**Aim**
Please print every record below exactly as it appears.

..............................

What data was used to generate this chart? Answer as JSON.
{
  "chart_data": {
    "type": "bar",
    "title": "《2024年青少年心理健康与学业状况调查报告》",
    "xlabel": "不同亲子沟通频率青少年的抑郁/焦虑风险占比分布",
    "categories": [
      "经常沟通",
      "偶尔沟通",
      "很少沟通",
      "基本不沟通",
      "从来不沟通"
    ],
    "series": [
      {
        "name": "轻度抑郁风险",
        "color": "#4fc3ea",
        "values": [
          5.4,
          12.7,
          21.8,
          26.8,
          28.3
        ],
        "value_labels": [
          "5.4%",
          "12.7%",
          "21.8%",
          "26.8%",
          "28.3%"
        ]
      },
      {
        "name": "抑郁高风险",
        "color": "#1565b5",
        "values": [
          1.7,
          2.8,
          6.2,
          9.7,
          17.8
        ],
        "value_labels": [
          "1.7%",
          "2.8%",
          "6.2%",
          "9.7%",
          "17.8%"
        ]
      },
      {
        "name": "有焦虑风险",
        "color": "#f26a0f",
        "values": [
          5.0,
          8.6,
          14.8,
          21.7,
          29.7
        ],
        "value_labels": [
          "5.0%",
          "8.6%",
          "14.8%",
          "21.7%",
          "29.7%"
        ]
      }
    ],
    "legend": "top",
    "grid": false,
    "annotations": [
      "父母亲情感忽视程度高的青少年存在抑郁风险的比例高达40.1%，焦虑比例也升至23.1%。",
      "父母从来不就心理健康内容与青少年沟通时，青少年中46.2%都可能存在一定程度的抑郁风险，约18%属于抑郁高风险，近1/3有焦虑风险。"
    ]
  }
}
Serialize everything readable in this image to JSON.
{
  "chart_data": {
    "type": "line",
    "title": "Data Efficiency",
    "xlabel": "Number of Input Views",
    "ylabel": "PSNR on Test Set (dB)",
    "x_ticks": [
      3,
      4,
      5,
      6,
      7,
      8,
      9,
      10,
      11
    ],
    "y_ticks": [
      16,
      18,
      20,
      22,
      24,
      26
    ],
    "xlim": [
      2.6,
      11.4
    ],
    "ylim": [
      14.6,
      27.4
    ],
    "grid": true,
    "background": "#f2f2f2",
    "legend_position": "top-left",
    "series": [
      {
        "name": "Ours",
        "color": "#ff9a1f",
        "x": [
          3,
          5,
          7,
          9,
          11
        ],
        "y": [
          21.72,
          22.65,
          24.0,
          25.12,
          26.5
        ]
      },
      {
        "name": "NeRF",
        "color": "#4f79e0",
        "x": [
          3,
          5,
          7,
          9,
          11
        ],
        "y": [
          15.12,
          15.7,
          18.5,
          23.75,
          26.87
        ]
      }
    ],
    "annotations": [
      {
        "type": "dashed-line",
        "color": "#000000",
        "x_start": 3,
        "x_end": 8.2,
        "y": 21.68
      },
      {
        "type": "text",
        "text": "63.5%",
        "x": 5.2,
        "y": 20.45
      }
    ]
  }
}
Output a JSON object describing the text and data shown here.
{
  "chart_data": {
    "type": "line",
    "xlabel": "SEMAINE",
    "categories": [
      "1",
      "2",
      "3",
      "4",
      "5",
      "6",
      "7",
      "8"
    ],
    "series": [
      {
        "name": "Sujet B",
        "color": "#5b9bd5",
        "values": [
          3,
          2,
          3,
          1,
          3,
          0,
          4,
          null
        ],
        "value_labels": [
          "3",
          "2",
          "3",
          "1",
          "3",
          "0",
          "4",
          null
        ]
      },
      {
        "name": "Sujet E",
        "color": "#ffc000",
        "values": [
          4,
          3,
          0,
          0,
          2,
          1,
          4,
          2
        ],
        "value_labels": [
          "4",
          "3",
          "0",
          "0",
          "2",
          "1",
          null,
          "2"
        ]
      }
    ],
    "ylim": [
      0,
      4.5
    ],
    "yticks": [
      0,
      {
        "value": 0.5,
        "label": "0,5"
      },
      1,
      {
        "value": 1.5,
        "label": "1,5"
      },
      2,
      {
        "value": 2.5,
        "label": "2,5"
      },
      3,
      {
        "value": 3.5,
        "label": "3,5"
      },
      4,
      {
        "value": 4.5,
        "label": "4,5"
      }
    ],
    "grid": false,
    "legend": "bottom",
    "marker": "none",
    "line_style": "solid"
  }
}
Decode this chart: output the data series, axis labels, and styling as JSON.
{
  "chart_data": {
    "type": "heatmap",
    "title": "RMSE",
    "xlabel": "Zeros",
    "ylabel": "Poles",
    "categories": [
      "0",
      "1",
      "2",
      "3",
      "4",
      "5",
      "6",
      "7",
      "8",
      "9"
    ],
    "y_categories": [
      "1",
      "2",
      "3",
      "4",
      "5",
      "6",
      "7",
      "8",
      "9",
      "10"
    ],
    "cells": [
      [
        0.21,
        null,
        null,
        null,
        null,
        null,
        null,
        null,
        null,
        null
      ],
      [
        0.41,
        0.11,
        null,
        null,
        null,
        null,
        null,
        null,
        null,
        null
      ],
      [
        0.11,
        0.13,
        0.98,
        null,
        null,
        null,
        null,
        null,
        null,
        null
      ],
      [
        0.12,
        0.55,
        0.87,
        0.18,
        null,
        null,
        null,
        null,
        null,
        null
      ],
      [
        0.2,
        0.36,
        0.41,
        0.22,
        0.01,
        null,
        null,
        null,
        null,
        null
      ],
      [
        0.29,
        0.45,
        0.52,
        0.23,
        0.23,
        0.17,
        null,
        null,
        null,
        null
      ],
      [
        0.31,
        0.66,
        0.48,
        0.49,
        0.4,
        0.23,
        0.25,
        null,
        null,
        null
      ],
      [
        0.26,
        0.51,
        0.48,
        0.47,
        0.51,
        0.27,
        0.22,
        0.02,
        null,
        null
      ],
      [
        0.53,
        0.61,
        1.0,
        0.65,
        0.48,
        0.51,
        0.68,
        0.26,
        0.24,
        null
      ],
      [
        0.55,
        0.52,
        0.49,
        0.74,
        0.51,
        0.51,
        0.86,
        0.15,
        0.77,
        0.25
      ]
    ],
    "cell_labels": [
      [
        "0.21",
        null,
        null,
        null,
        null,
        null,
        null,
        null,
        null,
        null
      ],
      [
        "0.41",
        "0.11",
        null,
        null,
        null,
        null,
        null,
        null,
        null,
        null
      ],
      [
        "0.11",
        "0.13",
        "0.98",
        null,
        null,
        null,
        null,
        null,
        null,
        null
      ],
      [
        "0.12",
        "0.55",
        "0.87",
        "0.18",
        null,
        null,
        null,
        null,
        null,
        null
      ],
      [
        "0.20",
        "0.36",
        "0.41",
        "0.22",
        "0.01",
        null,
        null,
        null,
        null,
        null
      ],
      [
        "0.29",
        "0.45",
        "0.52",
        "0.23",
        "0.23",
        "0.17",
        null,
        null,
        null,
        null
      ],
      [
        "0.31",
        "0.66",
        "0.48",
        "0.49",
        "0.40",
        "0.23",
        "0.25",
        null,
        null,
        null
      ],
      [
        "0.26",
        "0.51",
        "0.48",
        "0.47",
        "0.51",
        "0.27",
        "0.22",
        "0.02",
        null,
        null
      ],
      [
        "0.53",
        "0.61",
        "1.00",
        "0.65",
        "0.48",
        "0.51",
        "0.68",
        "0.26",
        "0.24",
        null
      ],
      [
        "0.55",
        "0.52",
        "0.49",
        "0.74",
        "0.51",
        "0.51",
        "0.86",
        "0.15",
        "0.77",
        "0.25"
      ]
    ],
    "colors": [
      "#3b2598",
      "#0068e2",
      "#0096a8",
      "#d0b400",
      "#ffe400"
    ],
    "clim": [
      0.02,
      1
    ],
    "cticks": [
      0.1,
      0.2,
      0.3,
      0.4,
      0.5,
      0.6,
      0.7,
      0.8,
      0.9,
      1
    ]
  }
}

..............................

**Finished answer**
What data was used to generate this chart? Answer as JSON.
{
  "chart_data": {
    "type": "bar",
    "title": "《2024年青少年心理健康与学业状况调查报告》",
    "xlabel": "不同亲子沟通频率青少年的抑郁/焦虑风险占比分布",
    "categories": [
      "经常沟通",
      "偶尔沟通",
      "很少沟通",
      "基本不沟通",
      "从来不沟通"
    ],
    "series": [
      {
        "name": "轻度抑郁风险",
        "color": "#4fc3ea",
        "values": [
          5.4,
          12.7,
          21.8,
          26.8,
          28.3
        ],
        "value_labels": [
          "5.4%",
          "12.7%",
          "21.8%",
          "26.8%",
          "28.3%"
        ]
      },
      {
        "name": "抑郁高风险",
        "color": "#1565b5",
        "values": [
          1.7,
          2.8,
          6.2,
          9.7,
          17.8
        ],
        "value_labels": [
          "1.7%",
          "2.8%",
          "6.2%",
          "9.7%",
          "17.8%"
        ]
      },
      {
        "name": "有焦虑风险",
        "color": "#f26a0f",
        "values": [
          5.0,
          8.6,
          14.8,
          21.7,
          29.7
        ],
        "value_labels": [
          "5.0%",
          "8.6%",
          "14.8%",
          "21.7%",
          "29.7%"
        ]
      }
    ],
    "legend": "top",
    "grid": false,
    "annotations": [
      "父母亲情感忽视程度高的青少年存在抑郁风险的比例高达40.1%，焦虑比例也升至23.1%。",
      "父母从来不就心理健康内容与青少年沟通时，青少年中46.2%都可能存在一定程度的抑郁风险，约18%属于抑郁高风险，近1/3有焦虑风险。"
    ]
  }
}
Serialize everything readable in this image to JSON.
{
  "chart_data": {
    "type": "line",
    "title": "Data Efficiency",
    "xlabel": "Number of Input Views",
    "ylabel": "PSNR on Test Set (dB)",
    "x_ticks": [
      3,
      4,
      5,
      6,
      7,
      8,
      9,
      10,
      11
    ],
    "y_ticks": [
      16,
      18,
      20,
      22,
      24,
      26
    ],
    "xlim": [
      2.6,
      11.4
    ],
    "ylim": [
      14.6,
      27.4
    ],
    "grid": true,
    "background": "#f2f2f2",
    "legend_position": "top-left",
    "series": [
      {
        "name": "Ours",
        "color": "#ff9a1f",
        "x": [
          3,
          5,
          7,
          9,
          11
        ],
        "y": [
          21.72,
          22.65,
          24.0,
          25.12,
          26.5
        ]
      },
      {
        "name": "NeRF",
        "color": "#4f79e0",
        "x": [
          3,
          5,
          7,
          9,
          11
        ],
        "y": [
          15.12,
          15.7,
          18.5,
          23.75,
          26.87
        ]
      }
    ],
    "annotations": [
      {
        "type": "dashed-line",
        "color": "#000000",
        "x_start": 3,
        "x_end": 8.2,
        "y": 21.68
      },
      {
        "type": "text",
        "text": "63.5%",
        "x": 5.2,
        "y": 20.45
      }
    ]
  }
}
Output a JSON object describing the text and data shown here.
{
  "chart_data": {
    "type": "line",
    "xlabel": "SEMAINE",
    "categories": [
      "1",
      "2",
      "3",
      "4",
      "5",
      "6",
      "7",
      "8"
    ],
    "series": [
      {
        "name": "Sujet B",
        "color": "#5b9bd5",
        "values": [
          3,
          2,
          3,
          1,
          3,
          0,
          4,
          null
        ],
        "value_labels": [
          "3",
          "2",
          "3",
          "1",
          "3",
          "0",
          "4",
          null
        ]
      },
      {
        "name": "Sujet E",
        "color": "#ffc000",
        "values": [
          4,
          3,
          0,
          0,
          2,
          1,
          4,
          2
        ],
        "value_labels": [
          "4",
          "3",
          "0",
          "0",
          "2",
          "1",
          null,
          "2"
        ]
      }
    ],
    "ylim": [
      0,
      4.5
    ],
    "yticks": [
      0,
      {
        "value": 0.5,
        "label": "0,5"
      },
      1,
      {
        "value": 1.5,
        "label": "1,5"
      },
      2,
      {
        "value": 2.5,
        "label": "2,5"
      },
      3,
      {
        "value": 3.5,
        "label": "3,5"
      },
      4,
      {
        "value": 4.5,
        "label": "4,5"
      }
    ],
    "grid": false,
    "legend": "bottom",
    "marker": "none",
    "line_style": "solid"
  }
}
Decode this chart: output the data series, axis labels, and styling as JSON.
{
  "chart_data": {
    "type": "heatmap",
    "title": "RMSE",
    "xlabel": "Zeros",
    "ylabel": "Poles",
    "categories": [
      "0",
      "1",
      "2",
      "3",
      "4",
      "5",
      "6",
      "7",
      "8",
      "9"
    ],
    "y_categories": [
      "1",
      "2",
      "3",
      "4",
      "5",
      "6",
      "7",
      "8",
      "9",
      "10"
    ],
    "cells": [
      [
        0.21,
        null,
        null,
        null,
        null,
        null,
        null,
        null,
        null,
        null
      ],
      [
        0.41,
        0.11,
        null,
        null,
        null,
        null,
        null,
        null,
        null,
        null
      ],
      [
        0.11,
        0.13,
        0.98,
        null,
        null,
        null,
        null,
        null,
        null,
        null
      ],
      [
        0.12,
        0.55,
        0.87,
        0.18,
        null,
        null,
        null,
        null,
        null,
        null
      ],
      [
        0.2,
        0.36,
        0.41,
        0.22,
        0.01,
        null,
        null,
        null,
        null,
        null
      ],
      [
        0.29,
        0.45,
        0.52,
        0.23,
        0.23,
        0.17,
        null,
        null,
        null,
        null
      ],
      [
        0.31,
        0.66,
        0.48,
        0.49,
        0.4,
        0.23,
        0.25,
        null,
        null,
        null
      ],
      [
        0.26,
        0.51,
        0.48,
        0.47,
        0.51,
        0.27,
        0.22,
        0.02,
        null,
        null
      ],
      [
        0.53,
        0.61,
        1.0,
        0.65,
        0.48,
        0.51,
        0.68,
        0.26,
        0.24,
        null
      ],
      [
        0.55,
        0.52,
        0.49,
        0.74,
        0.51,
        0.51,
        0.86,
        0.15,
        0.77,
        0.25
      ]
    ],
    "cell_labels": [
      [
        "0.21",
        null,
        null,
        null,
        null,
        null,
        null,
        null,
        null,
        null
      ],
      [
        "0.41",
        "0.11",
        null,
        null,
        null,
        null,
        null,
        null,
        null,
        null
      ],
      [
        "0.11",
        "0.13",
        "0.98",
        null,
        null,
        null,
        null,
        null,
        null,
        null
      ],
      [
        "0.12",
        "0.55",
        "0.87",
        "0.18",
        null,
        null,
        null,
        null,
        null,
        null
      ],
      [
        "0.20",
        "0.36",
        "0.41",
        "0.22",
        "0.01",
        null,
        null,
        null,
        null,
        null
      ],
      [
        "0.29",
        "0.45",
        "0.52",
        "0.23",
        "0.23",
        "0.17",
        null,
        null,
        null,
        null
      ],
      [
        "0.31",
        "0.66",
        "0.48",
        "0.49",
        "0.40",
        "0.23",
        "0.25",
        null,
        null,
        null
      ],
      [
        "0.26",
        "0.51",
        "0.48",
        "0.47",
        "0.51",
        "0.27",
        "0.22",
        "0.02",
        null,
        null
      ],
      [
        "0.53",
        "0.61",
        "1.00",
        "0.65",
        "0.48",
        "0.51",
        "0.68",
        "0.26",
        "0.24",
        null
      ],
      [
        "0.55",
        "0.52",
        "0.49",
        "0.74",
        "0.51",
        "0.51",
        "0.86",
        "0.15",
        "0.77",
        "0.25"
      ]
    ],
    "colors": [
      "#3b2598",
      "#0068e2",
      "#0096a8",
      "#d0b400",
      "#ffe400"
    ],
    "clim": [
      0.02,
      1
    ],
    "cticks": [
      0.1,
      0.2,
      0.3,
      0.4,
      0.5,
      0.6,
      0.7,
      0.8,
      0.9,
      1
    ]
  }
}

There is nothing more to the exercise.